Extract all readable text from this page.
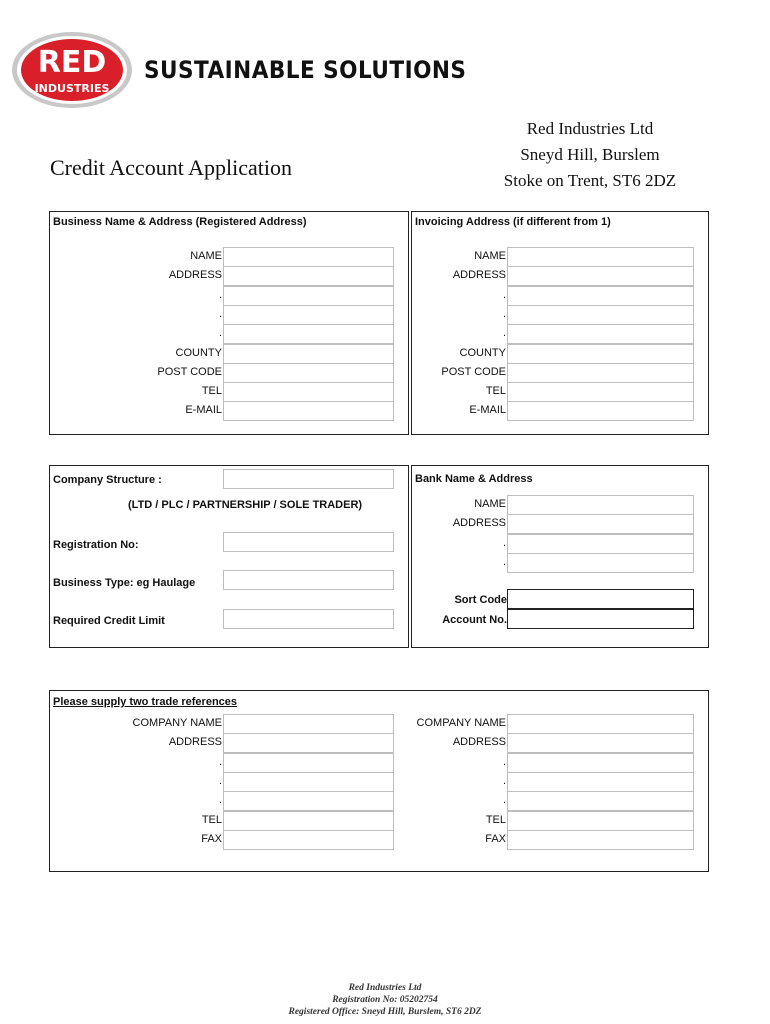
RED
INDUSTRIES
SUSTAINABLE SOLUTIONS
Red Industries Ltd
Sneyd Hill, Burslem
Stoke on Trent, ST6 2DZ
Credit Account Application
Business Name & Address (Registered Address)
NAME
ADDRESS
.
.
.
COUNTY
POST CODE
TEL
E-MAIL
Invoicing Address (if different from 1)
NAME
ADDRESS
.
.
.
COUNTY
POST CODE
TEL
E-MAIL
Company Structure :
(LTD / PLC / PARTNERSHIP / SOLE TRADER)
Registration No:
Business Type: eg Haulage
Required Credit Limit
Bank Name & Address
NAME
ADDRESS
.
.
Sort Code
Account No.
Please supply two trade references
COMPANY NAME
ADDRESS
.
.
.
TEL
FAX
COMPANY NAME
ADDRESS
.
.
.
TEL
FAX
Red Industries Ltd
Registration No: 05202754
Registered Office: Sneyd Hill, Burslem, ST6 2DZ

● **Task**
Lines containing the word "Registration" are to be counted in the listing; state their number alone.

● **Full response**
2